Reproduce the items below word for word, from the first line through the line that contains "cell-n: 12 xyxy=(797,131,864,181)", and nothing past it.

### DATASET ROWS ###

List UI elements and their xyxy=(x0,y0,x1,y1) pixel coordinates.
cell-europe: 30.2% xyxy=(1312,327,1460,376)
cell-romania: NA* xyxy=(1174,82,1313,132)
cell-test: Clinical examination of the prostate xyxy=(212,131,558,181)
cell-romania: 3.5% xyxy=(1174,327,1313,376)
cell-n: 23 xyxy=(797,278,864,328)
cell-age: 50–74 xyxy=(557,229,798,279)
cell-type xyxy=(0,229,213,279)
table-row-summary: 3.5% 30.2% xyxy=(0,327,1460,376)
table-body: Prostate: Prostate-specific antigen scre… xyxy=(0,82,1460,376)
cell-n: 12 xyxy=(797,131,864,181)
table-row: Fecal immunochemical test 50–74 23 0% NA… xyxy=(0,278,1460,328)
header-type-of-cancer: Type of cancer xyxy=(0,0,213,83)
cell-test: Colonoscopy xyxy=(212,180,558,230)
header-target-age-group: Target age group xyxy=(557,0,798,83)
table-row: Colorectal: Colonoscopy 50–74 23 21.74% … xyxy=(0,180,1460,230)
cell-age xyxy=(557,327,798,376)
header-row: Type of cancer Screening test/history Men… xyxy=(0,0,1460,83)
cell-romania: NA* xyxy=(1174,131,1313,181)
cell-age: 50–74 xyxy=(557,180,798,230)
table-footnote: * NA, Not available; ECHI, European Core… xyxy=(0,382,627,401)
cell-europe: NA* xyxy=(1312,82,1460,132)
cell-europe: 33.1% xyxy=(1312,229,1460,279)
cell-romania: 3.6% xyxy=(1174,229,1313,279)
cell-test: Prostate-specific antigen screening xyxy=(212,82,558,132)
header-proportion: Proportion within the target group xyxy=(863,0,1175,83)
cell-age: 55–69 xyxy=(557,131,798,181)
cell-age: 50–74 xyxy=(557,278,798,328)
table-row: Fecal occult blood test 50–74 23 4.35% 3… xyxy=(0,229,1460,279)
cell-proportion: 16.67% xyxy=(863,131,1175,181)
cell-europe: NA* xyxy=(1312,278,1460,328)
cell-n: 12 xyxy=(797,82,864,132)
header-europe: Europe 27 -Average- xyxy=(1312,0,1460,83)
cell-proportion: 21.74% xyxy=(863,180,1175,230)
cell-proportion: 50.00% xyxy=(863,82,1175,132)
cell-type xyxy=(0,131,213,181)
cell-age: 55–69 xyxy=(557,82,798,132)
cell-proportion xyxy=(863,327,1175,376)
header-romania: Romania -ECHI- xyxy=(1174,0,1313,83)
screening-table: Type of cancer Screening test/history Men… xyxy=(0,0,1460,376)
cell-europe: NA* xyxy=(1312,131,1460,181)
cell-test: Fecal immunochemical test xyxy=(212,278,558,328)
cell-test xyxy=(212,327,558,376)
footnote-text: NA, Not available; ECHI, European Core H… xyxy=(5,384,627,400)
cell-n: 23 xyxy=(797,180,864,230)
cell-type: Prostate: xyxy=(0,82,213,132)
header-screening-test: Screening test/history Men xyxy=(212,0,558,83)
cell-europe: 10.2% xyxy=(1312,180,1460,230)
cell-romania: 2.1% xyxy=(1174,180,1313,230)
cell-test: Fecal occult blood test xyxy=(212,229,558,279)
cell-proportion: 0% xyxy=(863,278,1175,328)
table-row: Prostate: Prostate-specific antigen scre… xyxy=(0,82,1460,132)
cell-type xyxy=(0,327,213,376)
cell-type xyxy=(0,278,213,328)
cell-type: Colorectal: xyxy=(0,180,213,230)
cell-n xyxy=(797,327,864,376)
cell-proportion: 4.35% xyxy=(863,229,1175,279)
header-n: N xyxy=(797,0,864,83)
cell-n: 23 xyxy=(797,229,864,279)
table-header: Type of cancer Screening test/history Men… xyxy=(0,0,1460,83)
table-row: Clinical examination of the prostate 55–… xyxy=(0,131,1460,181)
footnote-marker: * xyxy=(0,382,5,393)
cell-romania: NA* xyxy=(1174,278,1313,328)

###

EXERCISE SOLUTION:
List UI elements and their xyxy=(x0,y0,x1,y1) pixel coordinates.
cell-europe: 30.2% xyxy=(1312,327,1460,376)
cell-romania: NA* xyxy=(1174,82,1313,132)
cell-test: Clinical examination of the prostate xyxy=(212,131,558,181)
cell-romania: 3.5% xyxy=(1174,327,1313,376)
cell-n: 23 xyxy=(797,278,864,328)
cell-age: 50–74 xyxy=(557,229,798,279)
cell-type xyxy=(0,229,213,279)
table-row-summary: 3.5% 30.2% xyxy=(0,327,1460,376)
table-body: Prostate: Prostate-specific antigen scre… xyxy=(0,82,1460,376)
cell-n: 12 xyxy=(797,131,864,181)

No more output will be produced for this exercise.